Excerpt provided:

The song also articulates Jorge Drexler’s own love of words as a songwriter of widely varied topics and a creator of memorable imagery. “People pass, but the words remain / Like a trail attesting to a ship / Thus the imprint in the mud will evoke the wheel,” Drexler sings with Falta y Resto, a renowned Uruguayan murga or carnaval theatrical troupe. He noted that the multi-generational group has a long history in Uruguay and was on the front lines in helping bring down the country’s dictatorship.

The group sings: “Let’s use the words to give nuances, let’s look for subtlety in the verbiage, let’s honor each letter of what is said.”

“It’s really hard for me to give advice”, Drexler said. “To say you should do this, let’s do this. So I couldn’t sing those passages. So I had this choir sing it … They have the authority I lack.”

Jorge Drexler 2026
Photo: Manuel Velez

“Encouraging is not in my main list of things to do,” Jorge Drexler notes. “The equation is much simpler than that. I consider myself an equal to the listener. So if I feel that it works for me, I have the hope that it will work for somebody else. I’m not an ambassador. I’m not a monk; I don’t have any advice to give to people. I don’t even want to encourage people to do anything. I just do what I enjoy in the hope that it will be good for other people too.”

Drexler’s father escaped from the Nazis in Berlin when he was four, emigrating to Bolivia, one of the few countries that gave safe haven to German Jews at the time. There, he became a doctor and relocated to Uruguay, marrying a Catholic woman of Spanish, Portuguese, and French heritage and raising a multi-ethnic family that celebrated all facets of their background.

“My Jewish grandfather dressed up as Santa Claus at Christmas,” Drexler reminisces. “Everybody was relaxed with that. My non-Jewish grandfather went to the synagogue to say hi at somebody’s bar mitzvah. It was a treasure. It was something absolutely precious. I thought the world would always be like this, and in moments when the world is moving away from that, I feel I’m so privileged that I got to live that. I still have that idea … I mean, you are the other. The other is you. It’s a very simple thing that is being destroyed today.”

Dataset items:
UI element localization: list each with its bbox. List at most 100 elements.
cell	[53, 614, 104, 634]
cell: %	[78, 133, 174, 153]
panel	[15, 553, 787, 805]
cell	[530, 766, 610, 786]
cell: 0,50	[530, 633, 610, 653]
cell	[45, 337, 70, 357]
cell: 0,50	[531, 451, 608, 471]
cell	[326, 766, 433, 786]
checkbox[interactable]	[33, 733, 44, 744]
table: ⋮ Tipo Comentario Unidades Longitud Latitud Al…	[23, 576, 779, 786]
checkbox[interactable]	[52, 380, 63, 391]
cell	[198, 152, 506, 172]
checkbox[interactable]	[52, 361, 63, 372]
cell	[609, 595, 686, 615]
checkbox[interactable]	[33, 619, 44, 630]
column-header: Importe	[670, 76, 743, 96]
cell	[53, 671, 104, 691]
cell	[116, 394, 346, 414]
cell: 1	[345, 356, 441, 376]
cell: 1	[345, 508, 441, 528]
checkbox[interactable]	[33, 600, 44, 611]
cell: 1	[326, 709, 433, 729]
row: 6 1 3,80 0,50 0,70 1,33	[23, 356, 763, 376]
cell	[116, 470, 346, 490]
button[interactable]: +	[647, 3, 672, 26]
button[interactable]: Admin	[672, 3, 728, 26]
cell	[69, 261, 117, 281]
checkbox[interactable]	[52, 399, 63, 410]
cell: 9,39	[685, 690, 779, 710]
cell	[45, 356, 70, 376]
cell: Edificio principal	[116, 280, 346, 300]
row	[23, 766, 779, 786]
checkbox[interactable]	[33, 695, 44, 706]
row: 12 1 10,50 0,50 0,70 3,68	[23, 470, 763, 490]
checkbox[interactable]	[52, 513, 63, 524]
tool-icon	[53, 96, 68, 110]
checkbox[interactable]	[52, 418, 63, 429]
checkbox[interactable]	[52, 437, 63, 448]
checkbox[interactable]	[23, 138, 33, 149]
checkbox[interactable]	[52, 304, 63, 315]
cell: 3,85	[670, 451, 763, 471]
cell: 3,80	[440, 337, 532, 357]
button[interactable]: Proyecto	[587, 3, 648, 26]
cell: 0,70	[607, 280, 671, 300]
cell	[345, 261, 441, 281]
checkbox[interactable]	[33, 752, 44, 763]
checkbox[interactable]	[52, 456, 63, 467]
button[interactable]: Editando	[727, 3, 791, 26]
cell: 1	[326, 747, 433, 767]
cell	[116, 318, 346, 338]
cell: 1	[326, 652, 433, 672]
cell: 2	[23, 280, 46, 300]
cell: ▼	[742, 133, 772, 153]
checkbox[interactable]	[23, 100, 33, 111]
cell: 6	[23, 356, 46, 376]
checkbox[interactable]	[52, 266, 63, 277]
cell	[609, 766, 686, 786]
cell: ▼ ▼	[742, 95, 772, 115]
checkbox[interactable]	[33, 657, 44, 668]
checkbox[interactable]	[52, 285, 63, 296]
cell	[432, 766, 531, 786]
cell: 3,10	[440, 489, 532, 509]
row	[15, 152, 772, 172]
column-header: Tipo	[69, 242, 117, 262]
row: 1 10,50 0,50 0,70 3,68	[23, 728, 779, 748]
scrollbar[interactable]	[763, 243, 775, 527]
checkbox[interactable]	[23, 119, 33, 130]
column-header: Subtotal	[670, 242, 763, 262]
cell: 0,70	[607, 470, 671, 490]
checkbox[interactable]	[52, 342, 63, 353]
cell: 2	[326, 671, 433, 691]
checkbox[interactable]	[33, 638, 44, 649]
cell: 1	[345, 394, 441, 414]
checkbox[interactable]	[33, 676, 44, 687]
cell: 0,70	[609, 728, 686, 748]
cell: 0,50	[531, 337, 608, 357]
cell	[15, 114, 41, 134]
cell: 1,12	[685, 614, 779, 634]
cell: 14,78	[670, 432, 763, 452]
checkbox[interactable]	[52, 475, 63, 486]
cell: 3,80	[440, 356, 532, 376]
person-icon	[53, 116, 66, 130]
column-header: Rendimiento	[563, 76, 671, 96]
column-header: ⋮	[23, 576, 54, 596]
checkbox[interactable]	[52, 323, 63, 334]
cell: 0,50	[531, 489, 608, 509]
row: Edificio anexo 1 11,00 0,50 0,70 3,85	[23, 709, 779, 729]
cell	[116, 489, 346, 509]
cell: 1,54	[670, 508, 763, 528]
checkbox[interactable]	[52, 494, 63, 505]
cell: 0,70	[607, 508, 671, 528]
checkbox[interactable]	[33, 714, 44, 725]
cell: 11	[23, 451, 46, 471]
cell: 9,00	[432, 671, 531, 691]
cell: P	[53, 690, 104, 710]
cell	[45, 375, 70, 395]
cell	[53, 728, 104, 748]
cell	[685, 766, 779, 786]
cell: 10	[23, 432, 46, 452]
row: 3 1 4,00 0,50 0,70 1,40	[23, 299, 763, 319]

Jobs:
1. Please repeat the dataset entries word for word, beginning with the first entry and stopping after the line that contains "337, 70, 357]".
2. Pick up the Jorge Drexler article after its last sentence and carry it forward.

Answers to the exercise:
1.
UI element localization: list each with its bbox. List at most 100 elements.
cell	[53, 614, 104, 634]
cell: %	[78, 133, 174, 153]
panel	[15, 553, 787, 805]
cell	[530, 766, 610, 786]
cell: 0,50	[530, 633, 610, 653]
cell	[45, 337, 70, 357]

2.
Jorge Drexler, Falta y Resto – Las palabras

In “Our Work/The Bridges”, Drexler sings: “You will wonder what we are doing singing about love while the world is going to hell / Each of us will know what to do when the ship sinks with the hull open due to the impact of the rocks / It is our turn to sing / It is our turn to keep the bridges open / And cross them song by song.”

A music lover as a child, Jorge Drexler began writing his own songs as a side gig while doctoring in Uruguay, but was encouraged by Spanish singer Joaquín Sabina to move to Spain to pursue a new career. After growing a following with several critically acclaimed albums, he was tapped to record the song “O Otro Lado Del Rio (The Other Side of the River)” for the Ché Guevara biopic The Motorcycle Diaries. The song was nominated for an Oscar, but was performed at the ceremony by Antonio Banderas and Carlos Santana since Drexler was deemed not famous enough. When he won, his gentle protest was that his acceptance speech was a recitation of two verses of the song in Spanish.

Since then, Drexler has received five Grammy nominations and 13 Latin Grammy awards. He has had successful collaborations with other musicians, including the Colombian star Shakira, a hit single with the Spanish rapper C. Tangana, and the Bajofondo Tango Club.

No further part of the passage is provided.